THE PROBLEM:
Write out the whole listing exactly as it stands.

RECORD SET:
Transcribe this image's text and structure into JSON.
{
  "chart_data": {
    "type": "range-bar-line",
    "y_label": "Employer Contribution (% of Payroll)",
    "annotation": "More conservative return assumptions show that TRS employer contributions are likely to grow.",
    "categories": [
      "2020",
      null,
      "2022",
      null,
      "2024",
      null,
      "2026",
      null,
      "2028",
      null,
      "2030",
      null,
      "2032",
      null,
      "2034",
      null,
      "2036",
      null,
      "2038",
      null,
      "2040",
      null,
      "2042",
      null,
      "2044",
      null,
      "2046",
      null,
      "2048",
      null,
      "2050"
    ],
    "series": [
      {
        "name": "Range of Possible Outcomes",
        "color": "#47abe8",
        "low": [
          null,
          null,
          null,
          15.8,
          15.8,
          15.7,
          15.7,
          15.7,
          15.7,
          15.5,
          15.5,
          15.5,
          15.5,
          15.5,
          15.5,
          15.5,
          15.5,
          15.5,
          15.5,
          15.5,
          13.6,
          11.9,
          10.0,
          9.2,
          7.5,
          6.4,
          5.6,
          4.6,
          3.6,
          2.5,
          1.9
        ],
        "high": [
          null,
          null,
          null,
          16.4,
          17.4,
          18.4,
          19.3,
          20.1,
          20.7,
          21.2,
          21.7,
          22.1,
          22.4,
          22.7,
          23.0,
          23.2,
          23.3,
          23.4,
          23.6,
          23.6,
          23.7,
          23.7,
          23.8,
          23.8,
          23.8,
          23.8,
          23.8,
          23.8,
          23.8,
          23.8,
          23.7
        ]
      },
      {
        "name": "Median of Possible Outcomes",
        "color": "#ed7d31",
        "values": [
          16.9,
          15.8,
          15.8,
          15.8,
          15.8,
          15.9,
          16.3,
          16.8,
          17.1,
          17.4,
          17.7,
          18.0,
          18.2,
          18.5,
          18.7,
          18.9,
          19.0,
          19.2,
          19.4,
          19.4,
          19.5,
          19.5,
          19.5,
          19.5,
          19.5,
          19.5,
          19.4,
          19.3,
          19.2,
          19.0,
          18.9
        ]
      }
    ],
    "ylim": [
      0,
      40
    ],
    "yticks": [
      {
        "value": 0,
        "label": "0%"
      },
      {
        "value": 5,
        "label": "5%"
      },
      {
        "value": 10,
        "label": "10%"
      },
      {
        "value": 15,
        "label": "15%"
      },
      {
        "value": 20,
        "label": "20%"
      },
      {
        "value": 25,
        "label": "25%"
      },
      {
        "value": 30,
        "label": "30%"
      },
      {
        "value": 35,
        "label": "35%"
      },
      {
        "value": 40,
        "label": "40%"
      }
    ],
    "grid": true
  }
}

OUTPUT FOR THIS EXERCISE:
Transcribe this image's text and structure into JSON.
{
  "chart_data": {
    "type": "range-bar-line",
    "y_label": "Employer Contribution (% of Payroll)",
    "annotation": "More conservative return assumptions show that TRS employer contributions are likely to grow.",
    "categories": [
      "2020",
      null,
      "2022",
      null,
      "2024",
      null,
      "2026",
      null,
      "2028",
      null,
      "2030",
      null,
      "2032",
      null,
      "2034",
      null,
      "2036",
      null,
      "2038",
      null,
      "2040",
      null,
      "2042",
      null,
      "2044",
      null,
      "2046",
      null,
      "2048",
      null,
      "2050"
    ],
    "series": [
      {
        "name": "Range of Possible Outcomes",
        "color": "#47abe8",
        "low": [
          null,
          null,
          null,
          15.8,
          15.8,
          15.7,
          15.7,
          15.7,
          15.7,
          15.5,
          15.5,
          15.5,
          15.5,
          15.5,
          15.5,
          15.5,
          15.5,
          15.5,
          15.5,
          15.5,
          13.6,
          11.9,
          10.0,
          9.2,
          7.5,
          6.4,
          5.6,
          4.6,
          3.6,
          2.5,
          1.9
        ],
        "high": [
          null,
          null,
          null,
          16.4,
          17.4,
          18.4,
          19.3,
          20.1,
          20.7,
          21.2,
          21.7,
          22.1,
          22.4,
          22.7,
          23.0,
          23.2,
          23.3,
          23.4,
          23.6,
          23.6,
          23.7,
          23.7,
          23.8,
          23.8,
          23.8,
          23.8,
          23.8,
          23.8,
          23.8,
          23.8,
          23.7
        ]
      },
      {
        "name": "Median of Possible Outcomes",
        "color": "#ed7d31",
        "values": [
          16.9,
          15.8,
          15.8,
          15.8,
          15.8,
          15.9,
          16.3,
          16.8,
          17.1,
          17.4,
          17.7,
          18.0,
          18.2,
          18.5,
          18.7,
          18.9,
          19.0,
          19.2,
          19.4,
          19.4,
          19.5,
          19.5,
          19.5,
          19.5,
          19.5,
          19.5,
          19.4,
          19.3,
          19.2,
          19.0,
          18.9
        ]
      }
    ],
    "ylim": [
      0,
      40
    ],
    "yticks": [
      {
        "value": 0,
        "label": "0%"
      },
      {
        "value": 5,
        "label": "5%"
      },
      {
        "value": 10,
        "label": "10%"
      },
      {
        "value": 15,
        "label": "15%"
      },
      {
        "value": 20,
        "label": "20%"
      },
      {
        "value": 25,
        "label": "25%"
      },
      {
        "value": 30,
        "label": "30%"
      },
      {
        "value": 35,
        "label": "35%"
      },
      {
        "value": 40,
        "label": "40%"
      }
    ],
    "grid": true
  }
}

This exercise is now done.